Short problem: Note each line of the listing that contains the string "name", and copy it.
────
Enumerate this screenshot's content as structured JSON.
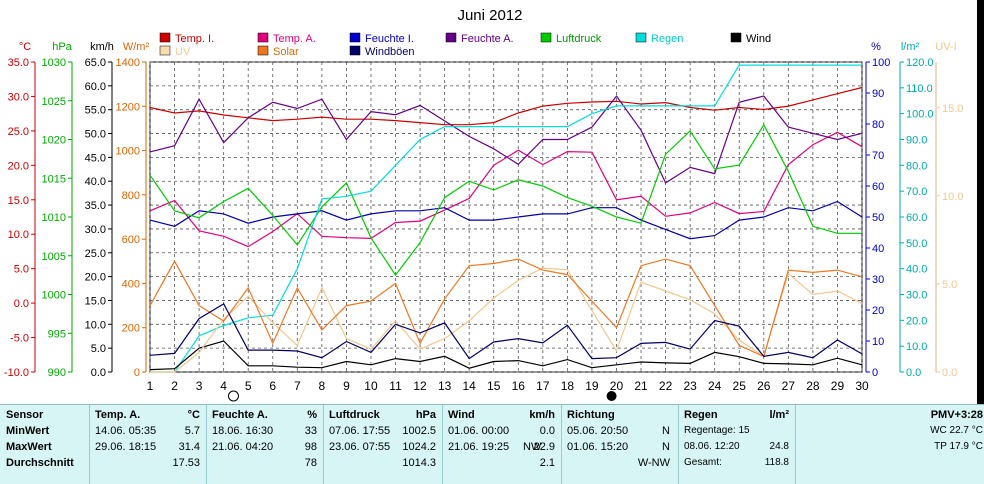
{
  "chart_data": {
    "type": "line",
    "title": "Juni 2012",
    "x": [
      1,
      2,
      3,
      4,
      5,
      6,
      7,
      8,
      9,
      10,
      11,
      12,
      13,
      14,
      15,
      16,
      17,
      18,
      19,
      20,
      21,
      22,
      23,
      24,
      25,
      26,
      27,
      28,
      29,
      30
    ],
    "xlim": [
      1,
      30
    ],
    "moon_markers": [
      {
        "day": 4.4,
        "phase": "full"
      },
      {
        "day": 19.8,
        "phase": "new"
      }
    ],
    "axes": [
      {
        "id": "temp",
        "label": "°C",
        "color": "#cc0000",
        "side": "left",
        "min": -10,
        "max": 35,
        "step": 5,
        "decimals": 1
      },
      {
        "id": "hpa",
        "label": "hPa",
        "color": "#00aa00",
        "side": "left",
        "min": 990,
        "max": 1030,
        "step": 5,
        "decimals": 0
      },
      {
        "id": "kmh",
        "label": "km/h",
        "color": "#000000",
        "side": "left",
        "min": 0,
        "max": 65,
        "step": 5,
        "decimals": 1
      },
      {
        "id": "wm2",
        "label": "W/m²",
        "color": "#dd6600",
        "side": "left",
        "min": 0,
        "max": 1400,
        "step": 200,
        "decimals": 0
      },
      {
        "id": "pct",
        "label": "%",
        "color": "#0000cc",
        "side": "right",
        "min": 0,
        "max": 100,
        "step": 10,
        "decimals": 0
      },
      {
        "id": "lm2",
        "label": "l/m²",
        "color": "#00aaaa",
        "side": "right",
        "min": 0,
        "max": 120,
        "step": 10,
        "decimals": 1
      },
      {
        "id": "uv",
        "label": "UV-I",
        "color": "#f0c890",
        "side": "right",
        "min": 0,
        "max": 17.6,
        "step": 5,
        "decimals": 1
      }
    ],
    "series": [
      {
        "name": "Temp. I.",
        "axis": "temp",
        "color": "#cc0000",
        "values": [
          28.4,
          27.6,
          27.9,
          27.3,
          26.9,
          26.5,
          26.7,
          27.0,
          26.7,
          26.7,
          26.5,
          26.2,
          25.9,
          25.9,
          26.2,
          27.6,
          28.6,
          29.0,
          29.2,
          29.3,
          28.9,
          29.1,
          28.4,
          28.0,
          28.4,
          28.1,
          28.6,
          29.5,
          30.4,
          31.3
        ]
      },
      {
        "name": "Temp. A.",
        "axis": "temp",
        "color": "#e0007c",
        "values": [
          13.4,
          14.9,
          10.5,
          9.7,
          8.2,
          10.4,
          13.0,
          9.7,
          9.5,
          9.4,
          11.7,
          11.9,
          13.5,
          15.2,
          20.0,
          22.2,
          20.1,
          22.0,
          21.9,
          15.0,
          15.5,
          12.6,
          13.1,
          14.6,
          13.0,
          13.3,
          20.1,
          23.0,
          24.8,
          22.7
        ]
      },
      {
        "name": "Feuchte I.",
        "axis": "pct",
        "color": "#0000aa",
        "values": [
          49,
          47,
          52,
          51,
          48,
          50,
          51,
          52,
          49,
          51,
          52,
          52,
          53,
          49,
          49,
          50,
          51,
          51,
          53,
          53,
          49,
          46,
          43,
          44,
          49,
          50,
          53,
          52,
          55,
          50
        ]
      },
      {
        "name": "Feuchte A.",
        "axis": "pct",
        "color": "#660088",
        "values": [
          71,
          73,
          88,
          74,
          82,
          87,
          85,
          88,
          75,
          84,
          83,
          86,
          81,
          76,
          72,
          67,
          75,
          75,
          79,
          89,
          78,
          61,
          66,
          64,
          87,
          89,
          79,
          77,
          75,
          77
        ]
      },
      {
        "name": "Luftdruck",
        "axis": "hpa",
        "color": "#00cc00",
        "values": [
          1015.4,
          1010.8,
          1009.9,
          1012.0,
          1013.7,
          1010.2,
          1006.4,
          1011.3,
          1014.4,
          1007.3,
          1002.5,
          1006.7,
          1012.5,
          1014.6,
          1013.5,
          1014.8,
          1014.0,
          1012.5,
          1011.4,
          1010.0,
          1009.2,
          1018.1,
          1021.1,
          1016.2,
          1016.7,
          1021.9,
          1015.9,
          1008.8,
          1007.9,
          1007.9
        ]
      },
      {
        "name": "Regen",
        "axis": "lm2",
        "color": "#00dddd",
        "values": [
          0,
          0,
          14,
          18,
          21,
          22,
          40,
          67,
          68,
          70,
          80,
          90,
          95,
          95,
          95,
          95,
          95,
          95,
          100,
          103,
          103,
          103,
          103,
          103,
          118.8,
          118.8,
          118.8,
          118.8,
          118.8,
          118.8
        ]
      },
      {
        "name": "Wind",
        "axis": "kmh",
        "color": "#000000",
        "values": [
          0.5,
          0.7,
          5.0,
          6.5,
          1.3,
          1.3,
          1.0,
          0.9,
          2.2,
          1.5,
          2.8,
          2.2,
          3.3,
          0.8,
          2.2,
          2.4,
          1.3,
          2.6,
          0.9,
          1.5,
          2.1,
          1.9,
          1.8,
          4.1,
          3.2,
          1.8,
          1.7,
          1.5,
          2.9,
          1.5
        ]
      },
      {
        "name": "UV",
        "axis": "uv",
        "color": "#f0c890",
        "values": [
          0,
          0,
          1.1,
          3.0,
          4.3,
          2.8,
          1.5,
          4.8,
          1.9,
          1.3,
          2.9,
          1.3,
          1.9,
          2.9,
          4.2,
          5.2,
          5.9,
          5.8,
          3.5,
          1.2,
          5.1,
          4.6,
          4.1,
          3.3,
          1.8,
          0.9,
          5.6,
          4.4,
          4.6,
          3.9
        ]
      },
      {
        "name": "Solar",
        "axis": "wm2",
        "color": "#ee7722",
        "values": [
          300,
          500,
          300,
          230,
          380,
          130,
          380,
          190,
          300,
          320,
          400,
          130,
          330,
          480,
          490,
          510,
          460,
          440,
          320,
          200,
          480,
          510,
          480,
          300,
          120,
          70,
          460,
          450,
          460,
          430
        ]
      },
      {
        "name": "Windböen",
        "axis": "kmh",
        "color": "#000066",
        "values": [
          3.5,
          3.9,
          11.2,
          14.3,
          4.6,
          4.6,
          4.4,
          3.0,
          6.4,
          4.1,
          10.0,
          8.2,
          10.3,
          2.8,
          6.3,
          7.0,
          6.1,
          9.8,
          2.8,
          3.0,
          6.0,
          6.2,
          4.8,
          10.8,
          9.6,
          3.3,
          4.1,
          3.0,
          6.7,
          3.8
        ]
      }
    ],
    "legend": [
      {
        "label": "Temp. I.",
        "color": "#cc0000",
        "text_color": "#cc0000"
      },
      {
        "label": "Temp. A.",
        "color": "#e0007c",
        "text_color": "#e0007c"
      },
      {
        "label": "Feuchte I.",
        "color": "#0000cc",
        "text_color": "#0000cc"
      },
      {
        "label": "Feuchte A.",
        "color": "#660088",
        "text_color": "#660088"
      },
      {
        "label": "Luftdruck",
        "color": "#00cc00",
        "text_color": "#009900"
      },
      {
        "label": "Regen",
        "color": "#00dddd",
        "text_color": "#00cccc"
      },
      {
        "label": "Wind",
        "color": "#000000",
        "text_color": "#000000"
      },
      {
        "label": "UV",
        "color": "#f7dcb0",
        "text_color": "#f0c890"
      },
      {
        "label": "Solar",
        "color": "#ee7722",
        "text_color": "#dd6600"
      },
      {
        "label": "Windböen",
        "color": "#000066",
        "text_color": "#000066"
      }
    ]
  },
  "stats": {
    "labels": {
      "sensor": "Sensor",
      "min": "MinWert",
      "max": "MaxWert",
      "avg": "Durchschnitt"
    },
    "temp": {
      "title": "Temp. A.",
      "unit": "°C",
      "min_date": "14.06.  05:35",
      "min": "5.7",
      "max_date": "29.06.  18:15",
      "max": "31.4",
      "avg": "17.53"
    },
    "hum": {
      "title": "Feuchte A.",
      "unit": "%",
      "min_date": "18.06.  16:30",
      "min": "33",
      "max_date": "21.06.  04:20",
      "max": "98",
      "avg": "78"
    },
    "press": {
      "title": "Luftdruck",
      "unit": "hPa",
      "min_date": "07.06.  17:55",
      "min": "1002.5",
      "max_date": "23.06.  07:55",
      "max": "1024.2",
      "avg": "1014.3"
    },
    "wind": {
      "title": "Wind",
      "unit": "km/h",
      "min_date": "01.06.  00:00",
      "min": "0.0",
      "max_date": "21.06.  19:25",
      "max_dir": "NW",
      "max": "22.9",
      "avg": "2.1"
    },
    "dir": {
      "title": "Richtung",
      "min_date": "05.06.  20:50",
      "min": "N",
      "max_date": "01.06.  15:20",
      "max": "N",
      "avg": "W-NW"
    },
    "rain": {
      "title": "Regen",
      "unit": "l/m²",
      "days_label": "Regentage: 15",
      "max_date": "08.06.  12:20",
      "max": "24.8",
      "total_label": "Gesamt:",
      "total": "118.8"
    },
    "pmv": {
      "title": "PMV+3:28",
      "wc": "WC 22.7 °C",
      "tp": "TP 17.9 °C"
    }
  }
}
────
Solution:
        "name": "Temp. I.",
        "name": "Temp. A.",
        "name": "Feuchte I.",
        "name": "Feuchte A.",
        "name": "Luftdruck",
        "name": "Regen",
        "name": "Wind",
        "name": "UV",
        "name": "Solar",
        "name": "Windböen",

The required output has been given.